■ **Requirements**
Copy every entry precisely.

■ **Records provided**
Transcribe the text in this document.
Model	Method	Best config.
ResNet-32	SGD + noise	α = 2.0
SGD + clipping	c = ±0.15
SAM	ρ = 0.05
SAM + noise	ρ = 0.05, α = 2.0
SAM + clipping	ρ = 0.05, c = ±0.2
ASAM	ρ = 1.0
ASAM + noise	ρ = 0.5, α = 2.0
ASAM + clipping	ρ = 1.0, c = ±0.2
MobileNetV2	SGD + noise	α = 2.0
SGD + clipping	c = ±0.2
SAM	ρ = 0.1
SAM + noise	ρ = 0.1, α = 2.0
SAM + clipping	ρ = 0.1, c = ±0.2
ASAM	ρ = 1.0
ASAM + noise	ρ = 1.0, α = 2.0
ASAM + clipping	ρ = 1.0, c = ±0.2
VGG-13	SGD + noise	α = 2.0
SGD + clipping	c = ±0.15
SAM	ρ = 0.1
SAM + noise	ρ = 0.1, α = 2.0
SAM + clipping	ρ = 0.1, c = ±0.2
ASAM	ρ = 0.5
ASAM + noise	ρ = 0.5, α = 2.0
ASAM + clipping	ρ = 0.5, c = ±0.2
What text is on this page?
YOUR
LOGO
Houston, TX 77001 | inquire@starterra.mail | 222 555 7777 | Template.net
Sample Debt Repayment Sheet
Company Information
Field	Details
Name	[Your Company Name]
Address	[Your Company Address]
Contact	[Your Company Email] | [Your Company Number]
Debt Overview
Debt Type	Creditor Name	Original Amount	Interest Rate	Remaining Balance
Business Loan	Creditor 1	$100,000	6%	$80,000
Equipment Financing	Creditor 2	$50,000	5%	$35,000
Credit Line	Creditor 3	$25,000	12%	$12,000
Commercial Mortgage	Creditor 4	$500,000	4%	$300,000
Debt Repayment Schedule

■ **Answer to the problem**
Transcribe the text in this document.
Model	Method	Best config.
ResNet-32	SGD + noise	α = 2.0
SGD + clipping	c = ±0.15
SAM	ρ = 0.05
SAM + noise	ρ = 0.05, α = 2.0
SAM + clipping	ρ = 0.05, c = ±0.2
ASAM	ρ = 1.0
ASAM + noise	ρ = 0.5, α = 2.0
ASAM + clipping	ρ = 1.0, c = ±0.2
MobileNetV2	SGD + noise	α = 2.0
SGD + clipping	c = ±0.2
SAM	ρ = 0.1
SAM + noise	ρ = 0.1, α = 2.0
SAM + clipping	ρ = 0.1, c = ±0.2
ASAM	ρ = 1.0
ASAM + noise	ρ = 1.0, α = 2.0
ASAM + clipping	ρ = 1.0, c = ±0.2
VGG-13	SGD + noise	α = 2.0
SGD + clipping	c = ±0.15
SAM	ρ = 0.1
SAM + noise	ρ = 0.1, α = 2.0
SAM + clipping	ρ = 0.1, c = ±0.2
ASAM	ρ = 0.5
ASAM + noise	ρ = 0.5, α = 2.0
ASAM + clipping	ρ = 0.5, c = ±0.2
What text is on this page?
YOUR
LOGO
Houston, TX 77001 | inquire@starterra.mail | 222 555 7777 | Template.net
Sample Debt Repayment Sheet
Company Information
Field	Details
Name	[Your Company Name]
Address	[Your Company Address]
Contact	[Your Company Email] | [Your Company Number]
Debt Overview
Debt Type	Creditor Name	Original Amount	Interest Rate	Remaining Balance
Business Loan	Creditor 1	$100,000	6%	$80,000
Equipment Financing	Creditor 2	$50,000	5%	$35,000
Credit Line	Creditor 3	$25,000	12%	$12,000
Commercial Mortgage	Creditor 4	$500,000	4%	$300,000
Debt Repayment Schedule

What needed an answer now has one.